## START Information shown

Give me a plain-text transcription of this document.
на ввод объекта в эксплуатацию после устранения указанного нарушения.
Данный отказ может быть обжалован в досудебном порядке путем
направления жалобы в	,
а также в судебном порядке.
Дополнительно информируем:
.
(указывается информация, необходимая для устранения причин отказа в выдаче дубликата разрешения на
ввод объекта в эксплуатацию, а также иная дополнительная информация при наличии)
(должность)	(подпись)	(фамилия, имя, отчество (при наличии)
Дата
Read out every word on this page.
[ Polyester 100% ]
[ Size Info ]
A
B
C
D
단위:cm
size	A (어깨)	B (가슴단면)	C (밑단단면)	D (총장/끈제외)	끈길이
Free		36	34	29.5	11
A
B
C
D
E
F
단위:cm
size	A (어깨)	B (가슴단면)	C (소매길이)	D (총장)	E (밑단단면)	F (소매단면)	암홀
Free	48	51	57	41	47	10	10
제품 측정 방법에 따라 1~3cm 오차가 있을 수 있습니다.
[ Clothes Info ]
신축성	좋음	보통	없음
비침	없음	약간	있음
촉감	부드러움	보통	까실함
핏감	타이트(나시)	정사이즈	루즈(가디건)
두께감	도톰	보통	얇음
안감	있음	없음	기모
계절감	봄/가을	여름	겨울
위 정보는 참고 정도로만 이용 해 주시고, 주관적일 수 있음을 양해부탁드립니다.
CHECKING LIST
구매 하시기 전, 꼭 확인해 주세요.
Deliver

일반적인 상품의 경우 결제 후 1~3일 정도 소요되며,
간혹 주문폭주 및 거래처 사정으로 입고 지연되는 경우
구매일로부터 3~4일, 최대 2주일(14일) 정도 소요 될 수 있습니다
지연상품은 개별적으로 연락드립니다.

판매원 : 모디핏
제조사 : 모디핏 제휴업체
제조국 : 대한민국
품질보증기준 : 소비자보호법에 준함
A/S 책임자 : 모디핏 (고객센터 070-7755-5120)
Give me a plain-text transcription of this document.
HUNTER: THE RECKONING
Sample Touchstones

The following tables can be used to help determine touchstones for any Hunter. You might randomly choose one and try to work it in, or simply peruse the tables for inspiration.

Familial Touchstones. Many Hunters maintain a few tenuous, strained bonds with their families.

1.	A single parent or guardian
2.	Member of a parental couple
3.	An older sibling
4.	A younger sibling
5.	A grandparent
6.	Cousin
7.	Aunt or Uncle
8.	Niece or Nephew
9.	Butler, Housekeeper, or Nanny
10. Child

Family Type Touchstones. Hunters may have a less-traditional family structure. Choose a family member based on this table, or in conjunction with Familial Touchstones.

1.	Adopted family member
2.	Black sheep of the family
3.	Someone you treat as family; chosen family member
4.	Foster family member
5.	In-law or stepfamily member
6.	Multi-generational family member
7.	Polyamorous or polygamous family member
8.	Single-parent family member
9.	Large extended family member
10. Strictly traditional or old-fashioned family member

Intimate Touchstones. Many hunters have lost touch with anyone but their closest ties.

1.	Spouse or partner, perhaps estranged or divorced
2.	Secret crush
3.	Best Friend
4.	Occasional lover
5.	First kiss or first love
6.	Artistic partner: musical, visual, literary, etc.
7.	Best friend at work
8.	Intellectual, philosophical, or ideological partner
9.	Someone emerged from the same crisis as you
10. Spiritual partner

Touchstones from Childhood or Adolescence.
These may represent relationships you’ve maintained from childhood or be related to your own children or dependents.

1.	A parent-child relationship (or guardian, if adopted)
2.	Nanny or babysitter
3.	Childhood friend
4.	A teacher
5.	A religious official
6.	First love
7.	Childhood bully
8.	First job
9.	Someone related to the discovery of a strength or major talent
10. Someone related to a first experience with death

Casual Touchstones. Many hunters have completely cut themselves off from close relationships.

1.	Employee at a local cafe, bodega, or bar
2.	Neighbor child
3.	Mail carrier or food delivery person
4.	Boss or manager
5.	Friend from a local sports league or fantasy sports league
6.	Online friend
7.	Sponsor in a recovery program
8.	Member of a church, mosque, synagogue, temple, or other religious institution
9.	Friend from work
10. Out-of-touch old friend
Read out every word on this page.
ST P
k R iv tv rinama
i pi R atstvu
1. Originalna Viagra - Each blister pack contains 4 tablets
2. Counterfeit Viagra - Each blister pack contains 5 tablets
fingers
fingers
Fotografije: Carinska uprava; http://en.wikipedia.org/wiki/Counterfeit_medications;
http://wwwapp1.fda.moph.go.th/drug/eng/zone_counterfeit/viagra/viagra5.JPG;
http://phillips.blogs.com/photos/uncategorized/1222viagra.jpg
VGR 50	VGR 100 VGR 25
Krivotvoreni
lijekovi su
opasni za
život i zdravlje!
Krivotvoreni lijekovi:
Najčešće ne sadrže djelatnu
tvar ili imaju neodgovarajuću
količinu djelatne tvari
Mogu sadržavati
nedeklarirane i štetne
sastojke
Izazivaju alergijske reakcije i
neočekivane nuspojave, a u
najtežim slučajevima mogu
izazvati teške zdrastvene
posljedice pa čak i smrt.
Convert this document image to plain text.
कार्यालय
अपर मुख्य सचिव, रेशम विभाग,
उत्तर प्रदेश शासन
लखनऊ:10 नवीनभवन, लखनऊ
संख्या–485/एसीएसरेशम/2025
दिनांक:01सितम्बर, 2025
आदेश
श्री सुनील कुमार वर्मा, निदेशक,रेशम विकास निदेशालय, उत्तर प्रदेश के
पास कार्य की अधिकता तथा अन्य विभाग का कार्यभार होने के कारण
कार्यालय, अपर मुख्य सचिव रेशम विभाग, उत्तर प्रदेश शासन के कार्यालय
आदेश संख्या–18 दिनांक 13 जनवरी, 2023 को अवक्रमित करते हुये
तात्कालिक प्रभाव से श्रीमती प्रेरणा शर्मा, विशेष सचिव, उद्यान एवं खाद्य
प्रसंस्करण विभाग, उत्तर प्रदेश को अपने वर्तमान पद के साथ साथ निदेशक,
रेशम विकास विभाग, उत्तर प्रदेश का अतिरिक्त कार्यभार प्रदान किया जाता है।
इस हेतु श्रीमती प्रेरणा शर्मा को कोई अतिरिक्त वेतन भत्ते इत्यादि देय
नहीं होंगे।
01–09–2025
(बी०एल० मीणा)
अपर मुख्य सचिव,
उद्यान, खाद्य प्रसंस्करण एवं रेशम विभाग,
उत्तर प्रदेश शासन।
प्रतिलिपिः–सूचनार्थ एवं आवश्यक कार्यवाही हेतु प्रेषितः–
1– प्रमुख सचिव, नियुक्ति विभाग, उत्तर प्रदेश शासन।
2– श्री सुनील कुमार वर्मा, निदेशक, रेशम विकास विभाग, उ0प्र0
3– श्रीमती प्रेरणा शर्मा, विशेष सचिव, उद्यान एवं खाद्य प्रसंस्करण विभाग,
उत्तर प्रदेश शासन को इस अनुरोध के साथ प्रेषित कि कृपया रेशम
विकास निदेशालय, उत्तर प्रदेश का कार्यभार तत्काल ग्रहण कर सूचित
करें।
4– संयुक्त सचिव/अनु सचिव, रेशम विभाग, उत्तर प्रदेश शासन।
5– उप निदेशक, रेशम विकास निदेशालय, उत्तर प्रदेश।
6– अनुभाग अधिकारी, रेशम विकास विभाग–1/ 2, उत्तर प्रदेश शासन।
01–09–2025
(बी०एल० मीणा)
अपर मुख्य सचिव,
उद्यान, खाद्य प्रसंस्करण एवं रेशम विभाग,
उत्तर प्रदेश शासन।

## END Information shown

▸ **The problem**: All entries must be repeated verbatim.

▸ **Solution for this problem**:
Give me a plain-text transcription of this document.
на ввод объекта в эксплуатацию после устранения указанного нарушения.
Данный отказ может быть обжалован в досудебном порядке путем
направления жалобы в	,
а также в судебном порядке.
Дополнительно информируем:
.
(указывается информация, необходимая для устранения причин отказа в выдаче дубликата разрешения на
ввод объекта в эксплуатацию, а также иная дополнительная информация при наличии)
(должность)	(подпись)	(фамилия, имя, отчество (при наличии)
Дата
Read out every word on this page.
[ Polyester 100% ]
[ Size Info ]
A
B
C
D
단위:cm
size	A (어깨)	B (가슴단면)	C (밑단단면)	D (총장/끈제외)	끈길이
Free		36	34	29.5	11
A
B
C
D
E
F
단위:cm
size	A (어깨)	B (가슴단면)	C (소매길이)	D (총장)	E (밑단단면)	F (소매단면)	암홀
Free	48	51	57	41	47	10	10
제품 측정 방법에 따라 1~3cm 오차가 있을 수 있습니다.
[ Clothes Info ]
신축성	좋음	보통	없음
비침	없음	약간	있음
촉감	부드러움	보통	까실함
핏감	타이트(나시)	정사이즈	루즈(가디건)
두께감	도톰	보통	얇음
안감	있음	없음	기모
계절감	봄/가을	여름	겨울
위 정보는 참고 정도로만 이용 해 주시고, 주관적일 수 있음을 양해부탁드립니다.
CHECKING LIST
구매 하시기 전, 꼭 확인해 주세요.
Deliver

일반적인 상품의 경우 결제 후 1~3일 정도 소요되며,
간혹 주문폭주 및 거래처 사정으로 입고 지연되는 경우
구매일로부터 3~4일, 최대 2주일(14일) 정도 소요 될 수 있습니다
지연상품은 개별적으로 연락드립니다.

판매원 : 모디핏
제조사 : 모디핏 제휴업체
제조국 : 대한민국
품질보증기준 : 소비자보호법에 준함
A/S 책임자 : 모디핏 (고객센터 070-7755-5120)
Give me a plain-text transcription of this document.
HUNTER: THE RECKONING
Sample Touchstones

The following tables can be used to help determine touchstones for any Hunter. You might randomly choose one and try to work it in, or simply peruse the tables for inspiration.

Familial Touchstones. Many Hunters maintain a few tenuous, strained bonds with their families.

1.	A single parent or guardian
2.	Member of a parental couple
3.	An older sibling
4.	A younger sibling
5.	A grandparent
6.	Cousin
7.	Aunt or Uncle
8.	Niece or Nephew
9.	Butler, Housekeeper, or Nanny
10. Child

Family Type Touchstones. Hunters may have a less-traditional family structure. Choose a family member based on this table, or in conjunction with Familial Touchstones.

1.	Adopted family member
2.	Black sheep of the family
3.	Someone you treat as family; chosen family member
4.	Foster family member
5.	In-law or stepfamily member
6.	Multi-generational family member
7.	Polyamorous or polygamous family member
8.	Single-parent family member
9.	Large extended family member
10. Strictly traditional or old-fashioned family member

Intimate Touchstones. Many hunters have lost touch with anyone but their closest ties.

1.	Spouse or partner, perhaps estranged or divorced
2.	Secret crush
3.	Best Friend
4.	Occasional lover
5.	First kiss or first love
6.	Artistic partner: musical, visual, literary, etc.
7.	Best friend at work
8.	Intellectual, philosophical, or ideological partner
9.	Someone emerged from the same crisis as you
10. Spiritual partner

Touchstones from Childhood or Adolescence.
These may represent relationships you’ve maintained from childhood or be related to your own children or dependents.

1.	A parent-child relationship (or guardian, if adopted)
2.	Nanny or babysitter
3.	Childhood friend
4.	A teacher
5.	A religious official
6.	First love
7.	Childhood bully
8.	First job
9.	Someone related to the discovery of a strength or major talent
10. Someone related to a first experience with death

Casual Touchstones. Many hunters have completely cut themselves off from close relationships.

1.	Employee at a local cafe, bodega, or bar
2.	Neighbor child
3.	Mail carrier or food delivery person
4.	Boss or manager
5.	Friend from a local sports league or fantasy sports league
6.	Online friend
7.	Sponsor in a recovery program
8.	Member of a church, mosque, synagogue, temple, or other religious institution
9.	Friend from work
10. Out-of-touch old friend
Read out every word on this page.
ST P
k R iv tv rinama
i pi R atstvu
1. Originalna Viagra - Each blister pack contains 4 tablets
2. Counterfeit Viagra - Each blister pack contains 5 tablets
fingers
fingers
Fotografije: Carinska uprava; http://en.wikipedia.org/wiki/Counterfeit_medications;
http://wwwapp1.fda.moph.go.th/drug/eng/zone_counterfeit/viagra/viagra5.JPG;
http://phillips.blogs.com/photos/uncategorized/1222viagra.jpg
VGR 50	VGR 100 VGR 25
Krivotvoreni
lijekovi su
opasni za
život i zdravlje!
Krivotvoreni lijekovi:
Najčešće ne sadrže djelatnu
tvar ili imaju neodgovarajuću
količinu djelatne tvari
Mogu sadržavati
nedeklarirane i štetne
sastojke
Izazivaju alergijske reakcije i
neočekivane nuspojave, a u
najtežim slučajevima mogu
izazvati teške zdrastvene
posljedice pa čak i smrt.
Convert this document image to plain text.
कार्यालय
अपर मुख्य सचिव, रेशम विभाग,
उत्तर प्रदेश शासन
लखनऊ:10 नवीनभवन, लखनऊ
संख्या–485/एसीएसरेशम/2025
दिनांक:01सितम्बर, 2025
आदेश
श्री सुनील कुमार वर्मा, निदेशक,रेशम विकास निदेशालय, उत्तर प्रदेश के
पास कार्य की अधिकता तथा अन्य विभाग का कार्यभार होने के कारण
कार्यालय, अपर मुख्य सचिव रेशम विभाग, उत्तर प्रदेश शासन के कार्यालय
आदेश संख्या–18 दिनांक 13 जनवरी, 2023 को अवक्रमित करते हुये
तात्कालिक प्रभाव से श्रीमती प्रेरणा शर्मा, विशेष सचिव, उद्यान एवं खाद्य
प्रसंस्करण विभाग, उत्तर प्रदेश को अपने वर्तमान पद के साथ साथ निदेशक,
रेशम विकास विभाग, उत्तर प्रदेश का अतिरिक्त कार्यभार प्रदान किया जाता है।
इस हेतु श्रीमती प्रेरणा शर्मा को कोई अतिरिक्त वेतन भत्ते इत्यादि देय
नहीं होंगे।
01–09–2025
(बी०एल० मीणा)
अपर मुख्य सचिव,
उद्यान, खाद्य प्रसंस्करण एवं रेशम विभाग,
उत्तर प्रदेश शासन।
प्रतिलिपिः–सूचनार्थ एवं आवश्यक कार्यवाही हेतु प्रेषितः–
1– प्रमुख सचिव, नियुक्ति विभाग, उत्तर प्रदेश शासन।
2– श्री सुनील कुमार वर्मा, निदेशक, रेशम विकास विभाग, उ0प्र0
3– श्रीमती प्रेरणा शर्मा, विशेष सचिव, उद्यान एवं खाद्य प्रसंस्करण विभाग,
उत्तर प्रदेश शासन को इस अनुरोध के साथ प्रेषित कि कृपया रेशम
विकास निदेशालय, उत्तर प्रदेश का कार्यभार तत्काल ग्रहण कर सूचित
करें।
4– संयुक्त सचिव/अनु सचिव, रेशम विभाग, उत्तर प्रदेश शासन।
5– उप निदेशक, रेशम विकास निदेशालय, उत्तर प्रदेश।
6– अनुभाग अधिकारी, रेशम विकास विभाग–1/ 2, उत्तर प्रदेश शासन।
01–09–2025
(बी०एल० मीणा)
अपर मुख्य सचिव,
उद्यान, खाद्य प्रसंस्करण एवं रेशम विभाग,
उत्तर प्रदेश शासन।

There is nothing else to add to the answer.